_Problem details_
Return every line of the records below verbatim, with no pictures in the copy.

(Data records)
= = = = =
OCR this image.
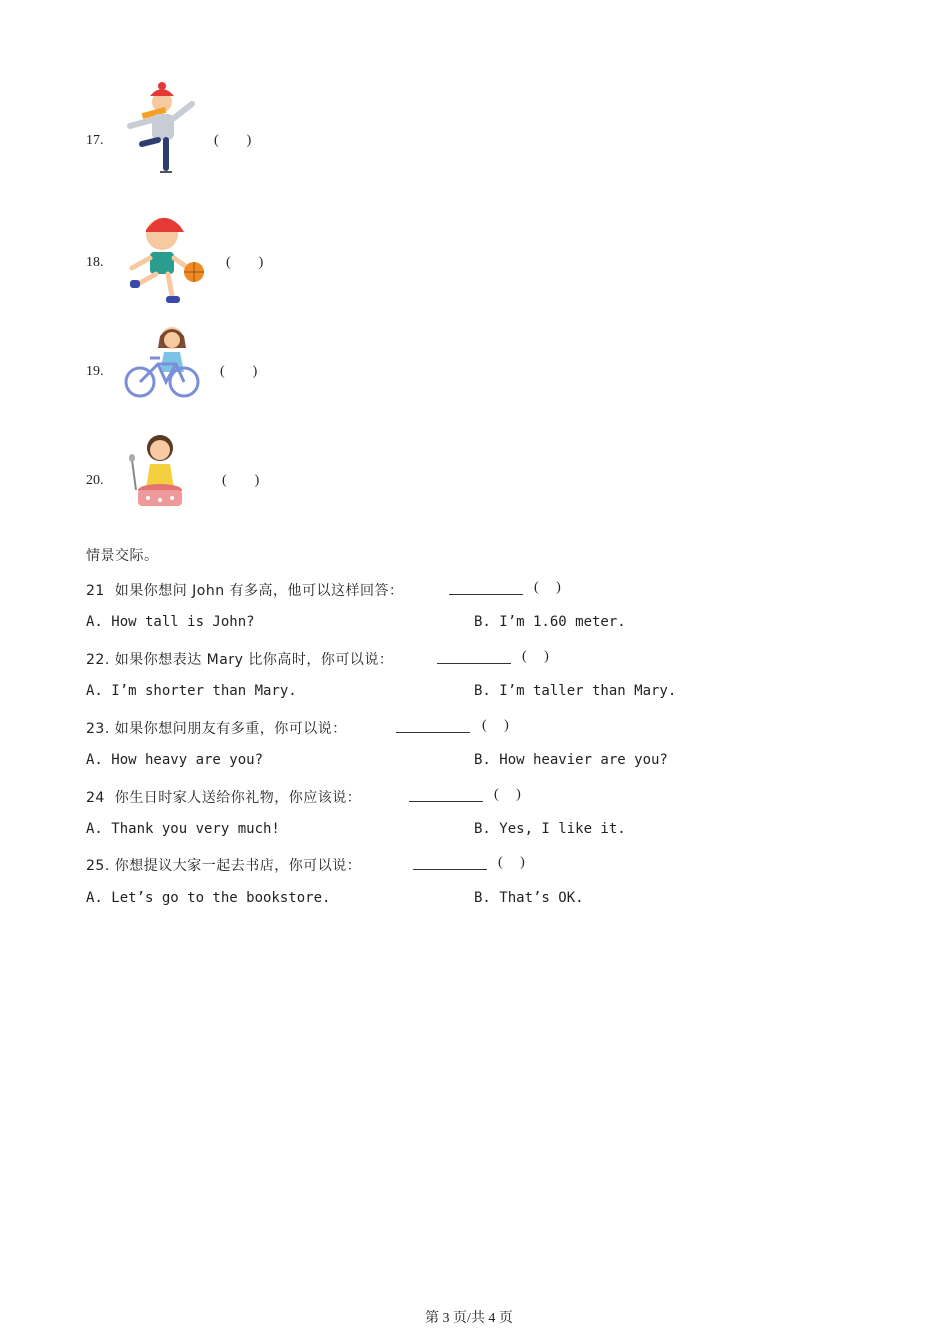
17.	(        )
18.	(        )
19.	(        )
20.	(        )
情景交际。
21  如果你想问 John 有多高，他可以这样回答：	(     )
A. How tall is John?	B. I’m 1.60 meter.
22. 如果你想表达 Mary 比你高时，你可以说：	(     )
A. I’m shorter than Mary.	B. I’m taller than Mary.
23. 如果你想问朋友有多重，你可以说：	(     )
A. How heavy are you?	B. How heavier are you?
24  你生日时家人送给你礼物，你应该说：	(     )
A. Thank you very much!	B. Yes, I like it.
25. 你想提议大家一起去书店，你可以说：	(     )
A. Let’s go to the bookstore.	B. That’s OK.
第 3 页/共 4 页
= = = = =
_Exercise output_
OCR this image.
17.	(        )
18.	(        )
19.	(        )
20.	(        )
情景交际。
21  如果你想问 John 有多高，他可以这样回答：	(     )
A. How tall is John?	B. I’m 1.60 meter.
22. 如果你想表达 Mary 比你高时，你可以说：	(     )
A. I’m shorter than Mary.	B. I’m taller than Mary.
23. 如果你想问朋友有多重，你可以说：	(     )
A. How heavy are you?	B. How heavier are you?
24  你生日时家人送给你礼物，你应该说：	(     )
A. Thank you very much!	B. Yes, I like it.
25. 你想提议大家一起去书店，你可以说：	(     )
A. Let’s go to the bookstore.	B. That’s OK.
第 3 页/共 4 页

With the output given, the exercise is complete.